Records provided START

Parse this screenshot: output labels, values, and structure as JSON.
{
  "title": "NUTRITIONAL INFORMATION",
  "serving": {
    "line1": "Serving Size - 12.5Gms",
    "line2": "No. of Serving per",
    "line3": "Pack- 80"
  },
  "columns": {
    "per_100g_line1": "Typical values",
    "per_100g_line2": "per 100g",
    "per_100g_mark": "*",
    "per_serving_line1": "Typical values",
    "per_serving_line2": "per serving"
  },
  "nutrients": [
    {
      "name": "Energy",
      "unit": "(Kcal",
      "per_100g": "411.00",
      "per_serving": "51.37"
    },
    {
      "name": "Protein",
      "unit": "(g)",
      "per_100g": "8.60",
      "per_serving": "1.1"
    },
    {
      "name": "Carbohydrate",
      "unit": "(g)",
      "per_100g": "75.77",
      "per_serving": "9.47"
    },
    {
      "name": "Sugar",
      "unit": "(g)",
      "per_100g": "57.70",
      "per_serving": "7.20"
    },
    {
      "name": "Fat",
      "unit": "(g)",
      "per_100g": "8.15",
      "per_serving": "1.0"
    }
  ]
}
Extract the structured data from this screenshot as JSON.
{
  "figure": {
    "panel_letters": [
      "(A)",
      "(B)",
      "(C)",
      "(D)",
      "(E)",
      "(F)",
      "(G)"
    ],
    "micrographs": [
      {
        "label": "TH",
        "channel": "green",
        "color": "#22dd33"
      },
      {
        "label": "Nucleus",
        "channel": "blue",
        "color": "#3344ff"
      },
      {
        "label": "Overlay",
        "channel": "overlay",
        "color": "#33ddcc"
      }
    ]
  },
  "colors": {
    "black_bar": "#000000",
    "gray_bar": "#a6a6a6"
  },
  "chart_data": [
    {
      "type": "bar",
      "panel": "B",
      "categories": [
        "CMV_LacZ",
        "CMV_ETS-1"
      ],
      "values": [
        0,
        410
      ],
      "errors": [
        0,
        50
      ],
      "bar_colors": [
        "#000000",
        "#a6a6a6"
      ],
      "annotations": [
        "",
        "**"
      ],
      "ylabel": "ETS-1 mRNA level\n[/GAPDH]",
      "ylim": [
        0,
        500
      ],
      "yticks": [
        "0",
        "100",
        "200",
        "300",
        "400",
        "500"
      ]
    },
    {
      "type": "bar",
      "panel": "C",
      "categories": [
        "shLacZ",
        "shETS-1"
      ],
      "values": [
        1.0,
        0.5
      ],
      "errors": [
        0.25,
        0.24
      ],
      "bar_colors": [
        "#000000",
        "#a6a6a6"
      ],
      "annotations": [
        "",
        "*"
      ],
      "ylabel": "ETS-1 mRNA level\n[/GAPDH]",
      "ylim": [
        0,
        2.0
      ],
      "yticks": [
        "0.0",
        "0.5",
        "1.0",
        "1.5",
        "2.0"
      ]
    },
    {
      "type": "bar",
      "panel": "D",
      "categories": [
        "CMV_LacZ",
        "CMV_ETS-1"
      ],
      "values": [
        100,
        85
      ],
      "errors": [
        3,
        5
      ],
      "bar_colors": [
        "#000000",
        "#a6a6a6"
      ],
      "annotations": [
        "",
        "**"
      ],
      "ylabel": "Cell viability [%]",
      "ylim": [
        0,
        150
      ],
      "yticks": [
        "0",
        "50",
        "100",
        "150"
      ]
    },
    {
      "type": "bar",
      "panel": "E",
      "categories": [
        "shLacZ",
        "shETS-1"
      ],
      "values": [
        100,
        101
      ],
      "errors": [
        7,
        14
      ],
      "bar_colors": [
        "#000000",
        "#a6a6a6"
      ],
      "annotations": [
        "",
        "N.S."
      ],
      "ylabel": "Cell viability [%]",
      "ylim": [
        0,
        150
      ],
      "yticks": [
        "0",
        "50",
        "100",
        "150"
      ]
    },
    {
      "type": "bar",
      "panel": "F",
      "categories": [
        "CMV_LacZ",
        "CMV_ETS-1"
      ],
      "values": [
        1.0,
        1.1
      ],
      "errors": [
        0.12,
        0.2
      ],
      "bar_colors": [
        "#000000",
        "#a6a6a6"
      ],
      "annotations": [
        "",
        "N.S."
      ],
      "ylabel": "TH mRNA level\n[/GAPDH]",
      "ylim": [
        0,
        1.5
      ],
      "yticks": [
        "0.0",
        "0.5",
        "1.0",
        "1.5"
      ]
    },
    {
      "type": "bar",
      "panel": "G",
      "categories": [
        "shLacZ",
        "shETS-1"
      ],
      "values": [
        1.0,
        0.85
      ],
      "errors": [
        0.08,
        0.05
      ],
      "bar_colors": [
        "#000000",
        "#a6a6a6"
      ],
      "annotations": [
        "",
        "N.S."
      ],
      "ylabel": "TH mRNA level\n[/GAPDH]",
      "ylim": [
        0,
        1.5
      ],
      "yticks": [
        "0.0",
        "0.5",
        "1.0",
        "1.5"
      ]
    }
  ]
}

Records provided END

What the task asks -
All of the data above needs to be set down again exactly. Include every line.

Answer area -
Parse this screenshot: output labels, values, and structure as JSON.
{
  "title": "NUTRITIONAL INFORMATION",
  "serving": {
    "line1": "Serving Size - 12.5Gms",
    "line2": "No. of Serving per",
    "line3": "Pack- 80"
  },
  "columns": {
    "per_100g_line1": "Typical values",
    "per_100g_line2": "per 100g",
    "per_100g_mark": "*",
    "per_serving_line1": "Typical values",
    "per_serving_line2": "per serving"
  },
  "nutrients": [
    {
      "name": "Energy",
      "unit": "(Kcal",
      "per_100g": "411.00",
      "per_serving": "51.37"
    },
    {
      "name": "Protein",
      "unit": "(g)",
      "per_100g": "8.60",
      "per_serving": "1.1"
    },
    {
      "name": "Carbohydrate",
      "unit": "(g)",
      "per_100g": "75.77",
      "per_serving": "9.47"
    },
    {
      "name": "Sugar",
      "unit": "(g)",
      "per_100g": "57.70",
      "per_serving": "7.20"
    },
    {
      "name": "Fat",
      "unit": "(g)",
      "per_100g": "8.15",
      "per_serving": "1.0"
    }
  ]
}
Extract the structured data from this screenshot as JSON.
{
  "figure": {
    "panel_letters": [
      "(A)",
      "(B)",
      "(C)",
      "(D)",
      "(E)",
      "(F)",
      "(G)"
    ],
    "micrographs": [
      {
        "label": "TH",
        "channel": "green",
        "color": "#22dd33"
      },
      {
        "label": "Nucleus",
        "channel": "blue",
        "color": "#3344ff"
      },
      {
        "label": "Overlay",
        "channel": "overlay",
        "color": "#33ddcc"
      }
    ]
  },
  "colors": {
    "black_bar": "#000000",
    "gray_bar": "#a6a6a6"
  },
  "chart_data": [
    {
      "type": "bar",
      "panel": "B",
      "categories": [
        "CMV_LacZ",
        "CMV_ETS-1"
      ],
      "values": [
        0,
        410
      ],
      "errors": [
        0,
        50
      ],
      "bar_colors": [
        "#000000",
        "#a6a6a6"
      ],
      "annotations": [
        "",
        "**"
      ],
      "ylabel": "ETS-1 mRNA level\n[/GAPDH]",
      "ylim": [
        0,
        500
      ],
      "yticks": [
        "0",
        "100",
        "200",
        "300",
        "400",
        "500"
      ]
    },
    {
      "type": "bar",
      "panel": "C",
      "categories": [
        "shLacZ",
        "shETS-1"
      ],
      "values": [
        1.0,
        0.5
      ],
      "errors": [
        0.25,
        0.24
      ],
      "bar_colors": [
        "#000000",
        "#a6a6a6"
      ],
      "annotations": [
        "",
        "*"
      ],
      "ylabel": "ETS-1 mRNA level\n[/GAPDH]",
      "ylim": [
        0,
        2.0
      ],
      "yticks": [
        "0.0",
        "0.5",
        "1.0",
        "1.5",
        "2.0"
      ]
    },
    {
      "type": "bar",
      "panel": "D",
      "categories": [
        "CMV_LacZ",
        "CMV_ETS-1"
      ],
      "values": [
        100,
        85
      ],
      "errors": [
        3,
        5
      ],
      "bar_colors": [
        "#000000",
        "#a6a6a6"
      ],
      "annotations": [
        "",
        "**"
      ],
      "ylabel": "Cell viability [%]",
      "ylim": [
        0,
        150
      ],
      "yticks": [
        "0",
        "50",
        "100",
        "150"
      ]
    },
    {
      "type": "bar",
      "panel": "E",
      "categories": [
        "shLacZ",
        "shETS-1"
      ],
      "values": [
        100,
        101
      ],
      "errors": [
        7,
        14
      ],
      "bar_colors": [
        "#000000",
        "#a6a6a6"
      ],
      "annotations": [
        "",
        "N.S."
      ],
      "ylabel": "Cell viability [%]",
      "ylim": [
        0,
        150
      ],
      "yticks": [
        "0",
        "50",
        "100",
        "150"
      ]
    },
    {
      "type": "bar",
      "panel": "F",
      "categories": [
        "CMV_LacZ",
        "CMV_ETS-1"
      ],
      "values": [
        1.0,
        1.1
      ],
      "errors": [
        0.12,
        0.2
      ],
      "bar_colors": [
        "#000000",
        "#a6a6a6"
      ],
      "annotations": [
        "",
        "N.S."
      ],
      "ylabel": "TH mRNA level\n[/GAPDH]",
      "ylim": [
        0,
        1.5
      ],
      "yticks": [
        "0.0",
        "0.5",
        "1.0",
        "1.5"
      ]
    },
    {
      "type": "bar",
      "panel": "G",
      "categories": [
        "shLacZ",
        "shETS-1"
      ],
      "values": [
        1.0,
        0.85
      ],
      "errors": [
        0.08,
        0.05
      ],
      "bar_colors": [
        "#000000",
        "#a6a6a6"
      ],
      "annotations": [
        "",
        "N.S."
      ],
      "ylabel": "TH mRNA level\n[/GAPDH]",
      "ylim": [
        0,
        1.5
      ],
      "yticks": [
        "0.0",
        "0.5",
        "1.0",
        "1.5"
      ]
    }
  ]
}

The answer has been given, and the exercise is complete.